··· DATA SUPPLIED

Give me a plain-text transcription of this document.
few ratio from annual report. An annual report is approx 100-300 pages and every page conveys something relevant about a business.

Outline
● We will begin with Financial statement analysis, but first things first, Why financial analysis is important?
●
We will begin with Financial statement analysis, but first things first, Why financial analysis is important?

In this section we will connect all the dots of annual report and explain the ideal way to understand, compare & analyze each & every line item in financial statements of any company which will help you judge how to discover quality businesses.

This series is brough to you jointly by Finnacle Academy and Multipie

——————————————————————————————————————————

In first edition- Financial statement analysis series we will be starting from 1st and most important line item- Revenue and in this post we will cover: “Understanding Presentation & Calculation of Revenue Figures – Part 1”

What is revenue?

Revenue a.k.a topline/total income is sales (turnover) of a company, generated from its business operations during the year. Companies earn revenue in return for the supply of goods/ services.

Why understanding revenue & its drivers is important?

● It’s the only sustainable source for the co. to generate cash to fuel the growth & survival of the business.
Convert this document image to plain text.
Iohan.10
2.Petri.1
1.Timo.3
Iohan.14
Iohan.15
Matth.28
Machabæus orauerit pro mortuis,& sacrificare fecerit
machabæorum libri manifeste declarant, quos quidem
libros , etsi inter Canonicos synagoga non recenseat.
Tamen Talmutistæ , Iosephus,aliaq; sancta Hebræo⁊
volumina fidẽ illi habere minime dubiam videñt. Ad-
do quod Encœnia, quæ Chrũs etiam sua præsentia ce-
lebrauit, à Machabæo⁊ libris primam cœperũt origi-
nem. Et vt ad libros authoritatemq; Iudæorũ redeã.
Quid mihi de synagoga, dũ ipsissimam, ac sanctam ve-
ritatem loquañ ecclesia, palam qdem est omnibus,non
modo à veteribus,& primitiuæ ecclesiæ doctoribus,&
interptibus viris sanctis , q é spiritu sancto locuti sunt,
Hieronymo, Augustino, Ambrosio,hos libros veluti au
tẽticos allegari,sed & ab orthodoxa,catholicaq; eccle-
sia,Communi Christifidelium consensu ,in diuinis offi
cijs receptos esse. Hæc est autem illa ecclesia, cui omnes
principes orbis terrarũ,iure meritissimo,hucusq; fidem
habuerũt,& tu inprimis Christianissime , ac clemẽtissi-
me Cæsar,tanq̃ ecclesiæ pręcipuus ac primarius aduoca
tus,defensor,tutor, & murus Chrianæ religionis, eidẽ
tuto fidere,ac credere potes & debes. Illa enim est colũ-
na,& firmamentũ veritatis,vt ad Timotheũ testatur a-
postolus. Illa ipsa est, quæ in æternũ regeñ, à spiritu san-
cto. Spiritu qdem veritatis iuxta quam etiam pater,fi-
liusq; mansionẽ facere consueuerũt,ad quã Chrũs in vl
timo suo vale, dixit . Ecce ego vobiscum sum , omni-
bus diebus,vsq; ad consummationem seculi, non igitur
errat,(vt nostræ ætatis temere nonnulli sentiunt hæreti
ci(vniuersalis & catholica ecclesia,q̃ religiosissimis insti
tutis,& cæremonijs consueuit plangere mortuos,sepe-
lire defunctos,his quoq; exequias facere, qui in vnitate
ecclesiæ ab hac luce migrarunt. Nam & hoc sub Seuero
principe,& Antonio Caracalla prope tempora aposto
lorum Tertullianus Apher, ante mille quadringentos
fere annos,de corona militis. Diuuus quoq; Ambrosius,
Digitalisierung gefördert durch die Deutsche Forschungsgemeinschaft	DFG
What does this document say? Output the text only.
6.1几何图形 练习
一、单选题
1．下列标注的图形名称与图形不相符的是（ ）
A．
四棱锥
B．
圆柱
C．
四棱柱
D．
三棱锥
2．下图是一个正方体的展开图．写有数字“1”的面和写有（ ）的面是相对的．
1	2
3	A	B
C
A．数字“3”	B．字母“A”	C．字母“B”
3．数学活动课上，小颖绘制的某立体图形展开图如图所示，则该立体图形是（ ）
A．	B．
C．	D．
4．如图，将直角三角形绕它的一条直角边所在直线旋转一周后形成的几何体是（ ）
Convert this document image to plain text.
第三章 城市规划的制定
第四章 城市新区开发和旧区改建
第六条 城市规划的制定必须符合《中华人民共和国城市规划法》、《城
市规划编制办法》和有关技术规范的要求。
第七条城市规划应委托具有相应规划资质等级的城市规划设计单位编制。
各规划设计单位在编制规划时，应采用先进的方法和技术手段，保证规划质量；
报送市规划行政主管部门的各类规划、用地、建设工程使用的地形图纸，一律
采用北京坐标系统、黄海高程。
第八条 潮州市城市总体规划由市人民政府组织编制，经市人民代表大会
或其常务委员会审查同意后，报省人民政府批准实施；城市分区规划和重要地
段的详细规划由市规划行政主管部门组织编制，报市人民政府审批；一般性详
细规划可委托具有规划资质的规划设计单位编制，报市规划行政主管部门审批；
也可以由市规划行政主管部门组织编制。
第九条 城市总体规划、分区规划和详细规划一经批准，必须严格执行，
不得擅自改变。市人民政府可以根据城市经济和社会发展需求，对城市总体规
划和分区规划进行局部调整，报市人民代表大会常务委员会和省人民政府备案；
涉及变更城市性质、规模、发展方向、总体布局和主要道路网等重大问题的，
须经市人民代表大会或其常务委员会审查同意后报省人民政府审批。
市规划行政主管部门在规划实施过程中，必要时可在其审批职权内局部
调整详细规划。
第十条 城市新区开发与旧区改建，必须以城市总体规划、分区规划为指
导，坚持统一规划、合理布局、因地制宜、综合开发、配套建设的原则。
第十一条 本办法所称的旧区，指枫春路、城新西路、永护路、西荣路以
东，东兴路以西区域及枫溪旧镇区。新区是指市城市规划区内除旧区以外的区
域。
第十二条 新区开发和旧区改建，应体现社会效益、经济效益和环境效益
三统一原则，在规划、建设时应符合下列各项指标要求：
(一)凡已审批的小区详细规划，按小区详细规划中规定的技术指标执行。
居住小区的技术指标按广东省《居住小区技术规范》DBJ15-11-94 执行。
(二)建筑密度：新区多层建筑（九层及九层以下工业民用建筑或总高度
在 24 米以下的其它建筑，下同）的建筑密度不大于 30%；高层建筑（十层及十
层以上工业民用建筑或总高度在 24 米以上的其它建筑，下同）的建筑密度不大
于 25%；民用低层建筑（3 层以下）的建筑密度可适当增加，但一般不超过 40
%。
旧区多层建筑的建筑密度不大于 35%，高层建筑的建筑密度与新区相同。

······

→ CHALLENGE:
Copy every line of the records word for word.

→ SOLUTION TO THE EXERCISE:
Give me a plain-text transcription of this document.
few ratio from annual report. An annual report is approx 100-300 pages and every page conveys something relevant about a business.

Outline
● We will begin with Financial statement analysis, but first things first, Why financial analysis is important?
●
We will begin with Financial statement analysis, but first things first, Why financial analysis is important?

In this section we will connect all the dots of annual report and explain the ideal way to understand, compare & analyze each & every line item in financial statements of any company which will help you judge how to discover quality businesses.

This series is brough to you jointly by Finnacle Academy and Multipie

——————————————————————————————————————————

In first edition- Financial statement analysis series we will be starting from 1st and most important line item- Revenue and in this post we will cover: “Understanding Presentation & Calculation of Revenue Figures – Part 1”

What is revenue?

Revenue a.k.a topline/total income is sales (turnover) of a company, generated from its business operations during the year. Companies earn revenue in return for the supply of goods/ services.

Why understanding revenue & its drivers is important?

● It’s the only sustainable source for the co. to generate cash to fuel the growth & survival of the business.
Convert this document image to plain text.
Iohan.10
2.Petri.1
1.Timo.3
Iohan.14
Iohan.15
Matth.28
Machabæus orauerit pro mortuis,& sacrificare fecerit
machabæorum libri manifeste declarant, quos quidem
libros , etsi inter Canonicos synagoga non recenseat.
Tamen Talmutistæ , Iosephus,aliaq; sancta Hebræo⁊
volumina fidẽ illi habere minime dubiam videñt. Ad-
do quod Encœnia, quæ Chrũs etiam sua præsentia ce-
lebrauit, à Machabæo⁊ libris primam cœperũt origi-
nem. Et vt ad libros authoritatemq; Iudæorũ redeã.
Quid mihi de synagoga, dũ ipsissimam, ac sanctam ve-
ritatem loquañ ecclesia, palam qdem est omnibus,non
modo à veteribus,& primitiuæ ecclesiæ doctoribus,&
interptibus viris sanctis , q é spiritu sancto locuti sunt,
Hieronymo, Augustino, Ambrosio,hos libros veluti au
tẽticos allegari,sed & ab orthodoxa,catholicaq; eccle-
sia,Communi Christifidelium consensu ,in diuinis offi
cijs receptos esse. Hæc est autem illa ecclesia, cui omnes
principes orbis terrarũ,iure meritissimo,hucusq; fidem
habuerũt,& tu inprimis Christianissime , ac clemẽtissi-
me Cæsar,tanq̃ ecclesiæ pręcipuus ac primarius aduoca
tus,defensor,tutor, & murus Chrianæ religionis, eidẽ
tuto fidere,ac credere potes & debes. Illa enim est colũ-
na,& firmamentũ veritatis,vt ad Timotheũ testatur a-
postolus. Illa ipsa est, quæ in æternũ regeñ, à spiritu san-
cto. Spiritu qdem veritatis iuxta quam etiam pater,fi-
liusq; mansionẽ facere consueuerũt,ad quã Chrũs in vl
timo suo vale, dixit . Ecce ego vobiscum sum , omni-
bus diebus,vsq; ad consummationem seculi, non igitur
errat,(vt nostræ ætatis temere nonnulli sentiunt hæreti
ci(vniuersalis & catholica ecclesia,q̃ religiosissimis insti
tutis,& cæremonijs consueuit plangere mortuos,sepe-
lire defunctos,his quoq; exequias facere, qui in vnitate
ecclesiæ ab hac luce migrarunt. Nam & hoc sub Seuero
principe,& Antonio Caracalla prope tempora aposto
lorum Tertullianus Apher, ante mille quadringentos
fere annos,de corona militis. Diuuus quoq; Ambrosius,
Digitalisierung gefördert durch die Deutsche Forschungsgemeinschaft	DFG
What does this document say? Output the text only.
6.1几何图形 练习
一、单选题
1．下列标注的图形名称与图形不相符的是（ ）
A．
四棱锥
B．
圆柱
C．
四棱柱
D．
三棱锥
2．下图是一个正方体的展开图．写有数字“1”的面和写有（ ）的面是相对的．
1	2
3	A	B
C
A．数字“3”	B．字母“A”	C．字母“B”
3．数学活动课上，小颖绘制的某立体图形展开图如图所示，则该立体图形是（ ）
A．	B．
C．	D．
4．如图，将直角三角形绕它的一条直角边所在直线旋转一周后形成的几何体是（ ）
Convert this document image to plain text.
第三章 城市规划的制定
第四章 城市新区开发和旧区改建
第六条 城市规划的制定必须符合《中华人民共和国城市规划法》、《城
市规划编制办法》和有关技术规范的要求。
第七条城市规划应委托具有相应规划资质等级的城市规划设计单位编制。
各规划设计单位在编制规划时，应采用先进的方法和技术手段，保证规划质量；
报送市规划行政主管部门的各类规划、用地、建设工程使用的地形图纸，一律
采用北京坐标系统、黄海高程。
第八条 潮州市城市总体规划由市人民政府组织编制，经市人民代表大会
或其常务委员会审查同意后，报省人民政府批准实施；城市分区规划和重要地
段的详细规划由市规划行政主管部门组织编制，报市人民政府审批；一般性详
细规划可委托具有规划资质的规划设计单位编制，报市规划行政主管部门审批；
也可以由市规划行政主管部门组织编制。
第九条 城市总体规划、分区规划和详细规划一经批准，必须严格执行，
不得擅自改变。市人民政府可以根据城市经济和社会发展需求，对城市总体规
划和分区规划进行局部调整，报市人民代表大会常务委员会和省人民政府备案；
涉及变更城市性质、规模、发展方向、总体布局和主要道路网等重大问题的，
须经市人民代表大会或其常务委员会审查同意后报省人民政府审批。
市规划行政主管部门在规划实施过程中，必要时可在其审批职权内局部
调整详细规划。
第十条 城市新区开发与旧区改建，必须以城市总体规划、分区规划为指
导，坚持统一规划、合理布局、因地制宜、综合开发、配套建设的原则。
第十一条 本办法所称的旧区，指枫春路、城新西路、永护路、西荣路以
东，东兴路以西区域及枫溪旧镇区。新区是指市城市规划区内除旧区以外的区
域。
第十二条 新区开发和旧区改建，应体现社会效益、经济效益和环境效益
三统一原则，在规划、建设时应符合下列各项指标要求：
(一)凡已审批的小区详细规划，按小区详细规划中规定的技术指标执行。
居住小区的技术指标按广东省《居住小区技术规范》DBJ15-11-94 执行。
(二)建筑密度：新区多层建筑（九层及九层以下工业民用建筑或总高度
在 24 米以下的其它建筑，下同）的建筑密度不大于 30%；高层建筑（十层及十
层以上工业民用建筑或总高度在 24 米以上的其它建筑，下同）的建筑密度不大
于 25%；民用低层建筑（3 层以下）的建筑密度可适当增加，但一般不超过 40
%。
旧区多层建筑的建筑密度不大于 35%，高层建筑的建筑密度与新区相同。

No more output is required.